**TASK OBJECTIVE**
Count the lines below that contain the word "slutet", and reply with that number alone.

Extracted data entries:
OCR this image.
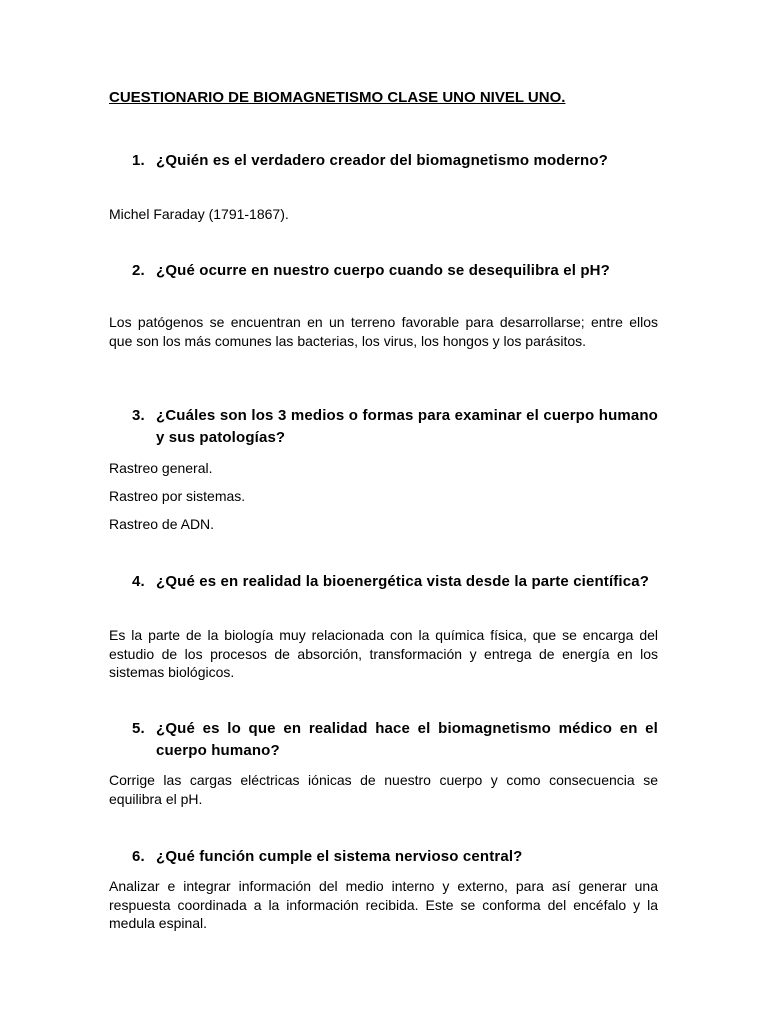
CUESTIONARIO DE BIOMAGNETISMO CLASE UNO NIVEL UNO.
1. ¿Quién es el verdadero creador del biomagnetismo moderno?
Michel Faraday (1791-1867).
2. ¿Qué ocurre en nuestro cuerpo cuando se desequilibra el pH?

Los patógenos se encuentran en un terreno favorable para desarrollarse; entre ellos que son los más comunes las bacterias, los virus, los hongos y los parásitos.

3. ¿Cuáles son los 3 medios o formas para examinar el cuerpo humano y sus patologías?
Rastreo general.
Rastreo por sistemas.
Rastreo de ADN.
4. ¿Qué es en realidad la bioenergética vista desde la parte científica?

Es la parte de la biología muy relacionada con la química física, que se encarga del estudio de los procesos de absorción, transformación y entrega de energía en los sistemas biológicos.

5. ¿Qué es lo que en realidad hace el biomagnetismo médico en el cuerpo humano?

Corrige las cargas eléctricas iónicas de nuestro cuerpo y como consecuencia se equilibra el pH.

6. ¿Qué función cumple el sistema nervioso central?

Analizar e integrar información del medio interno y externo, para así generar una respuesta coordinada a la información recibida. Este se conforma del encéfalo y la medula espinal.
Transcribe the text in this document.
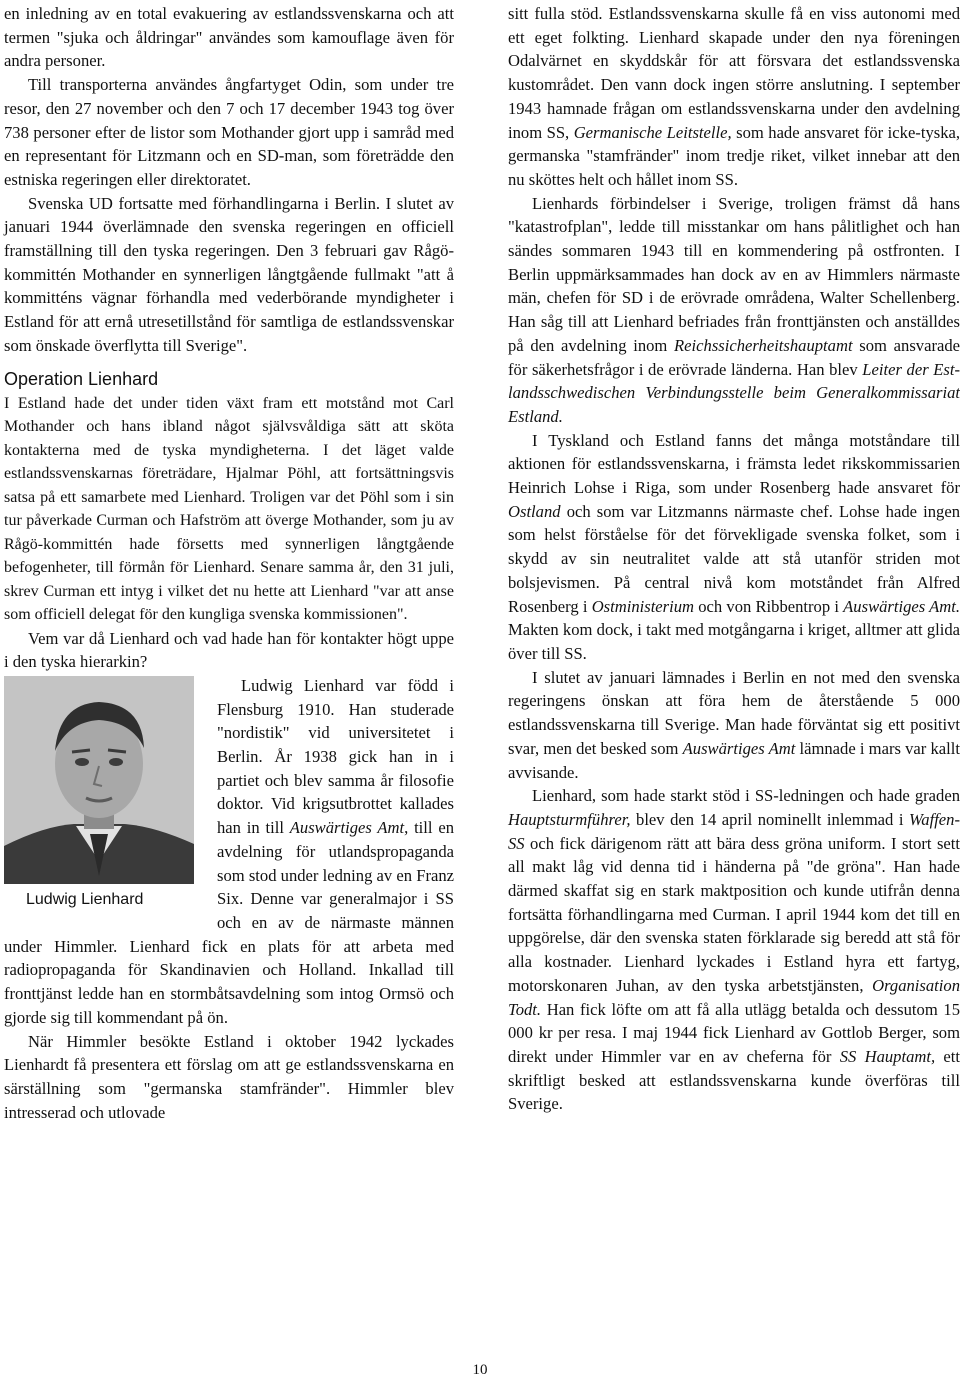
en inledning av en total evakuering av estlandssvenskarna och att termen "sjuka och åldringar" användes som kamouflage även för andra personer.

Till transporterna användes ångfartyget Odin, som under tre resor, den 27 november och den 7 och 17 december 1943 tog över 738 personer efter de listor som Mothander gjort upp i samråd med en representant för Litzmann och en SD-man, som företrädde den estniska regeringen eller direktoratet.

Svenska UD fortsatte med förhandlingarna i Berlin. I slutet av januari 1944 överlämnade den svenska regeringen en officiell framställning till den tyska regeringen. Den 3 februari gav Rågö-kommittén Mothander en synnerligen långtgående fullmakt "att å kommitténs vägnar förhandla med vederbörande myndigheter i Estland för att ernå utresetillstånd för samtliga de estlandssvenskar som önskade överflytta till Sverige".

Operation Lienhard

I Estland hade det under tiden växt fram ett motstånd mot Carl Mothander och hans ibland något självsvåldiga sätt att sköta kontakterna med de tyska myndigheterna. I det läget valde estlandssvenskarnas företrädare, Hjalmar Pöhl, att fortsättningsvis satsa på ett samarbete med Lienhard. Troligen var det Pöhl som i sin tur påverkade Curman och Hafström att överge Mothander, som ju av Rågö-kommittén hade försetts med synnerligen långtgående befogenheter, till förmån för Lienhard. Senare samma år, den 31 juli, skrev Curman ett intyg i vilket det nu hette att Lienhard "var att anse som officiell delegat för den kungliga svenska kommissionen".

Vem var då Lienhard och vad hade han för kontakter högt uppe i den tyska hierarkin?

Ludwig Lienhard

Ludwig Lienhard var född i Flensburg 1910. Han studerade "nordistik" vid universitetet i Berlin. År 1938 gick han in i partiet och blev samma år filosofie doktor. Vid krigsutbrottet kallades han in till Auswärtiges Amt, till en avdelning för utlandspropaganda som stod under ledning av en Franz Six. Denne var generalmajor i SS och en av de närmaste männen under Himmler. Lienhard fick en plats för att arbeta med radiopropaganda för Skandinavien och Holland. Inkallad till fronttjänst ledde han en stormbåtsavdelning som intog Ormsö och gjorde sig till kommendant på ön.

När Himmler besökte Estland i oktober 1942 lyckades Lienhardt få presentera ett förslag om att ge estlandssvenskarna en särställning som "germanska stamfränder". Himmler blev intresserad och utlovade

sitt fulla stöd. Estlandssvenskarna skulle få en viss autonomi med ett eget folkting. Lienhard skapade under den nya föreningen Odalvärnet en skyddskår för att försvara det estlandssvenska kustområdet. Den vann dock ingen större anslutning. I september 1943 hamnade frågan om estlandssvenskarna under den avdelning inom SS, Germanische Leitstelle, som hade ansvaret för icke-tyska, germanska "stamfränder" inom tredje riket, vilket innebar att den nu sköttes helt och hållet inom SS.

Lienhards förbindelser i Sverige, troligen främst då hans "katastrofplan", ledde till misstankar om hans pålitlighet och han sändes sommaren 1943 till en kommendering på ostfronten. I Berlin uppmärksammades han dock av en av Himmlers närmaste män, chefen för SD i de erövrade områdena, Walter Schellenberg. Han såg till att Lienhard befriades från fronttjänsten och anställdes på den avdelning inom Reichssicherheitshauptamt som ansvarade för säkerhetsfrågor i de erövrade länderna. Han blev Leiter der Estlandsschwedischen Verbindungsstelle beim Generalkommissariat Estland.

I Tyskland och Estland fanns det många motståndare till aktionen för estlandssvenskarna, i främsta ledet rikskommissarien Heinrich Lohse i Riga, som under Rosenberg hade ansvaret för Ostland och som var Litzmanns närmaste chef. Lohse hade ingen som helst förståelse för det förvekligade svenska folket, som i skydd av sin neutralitet valde att stå utanför striden mot bolsjevismen. På central nivå kom motståndet från Alfred Rosenberg i Ostministerium och von Ribbentrop i Auswärtiges Amt. Makten kom dock, i takt med motgångarna i kriget, alltmer att glida över till SS.

I slutet av januari lämnades i Berlin en not med den svenska regeringens önskan att föra hem de återstående 5 000 estlandssvenskarna till Sverige. Man hade förväntat sig ett positivt svar, men det besked som Auswärtiges Amt lämnade i mars var kallt avvisande.

Lienhard, som hade starkt stöd i SS-ledningen och hade graden Hauptsturmführer, blev den 14 april nominellt inlemmad i Waffen-SS och fick därigenom rätt att bära dess gröna uniform. I stort sett all makt låg vid denna tid i händerna på "de gröna". Han hade därmed skaffat sig en stark maktposition och kunde utifrån denna fortsätta förhandlingarna med Curman. I april 1944 kom det till en uppgörelse, där den svenska staten förklarade sig beredd att stå för alla kostnader. Lienhard lyckades i Estland hyra ett fartyg, motorskonaren Juhan, av den tyska arbetstjänsten, Organisation Todt. Han fick löfte om att få alla utlägg betalda och dessutom 15 000 kr per resa. I maj 1944 fick Lienhard av Gottlob Berger, som direkt under Himmler var en av cheferna för SS Hauptamt, ett skriftligt besked att estlandssvenskarna kunde överföras till Sverige.

10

**PROBLEM SOLUTION**
2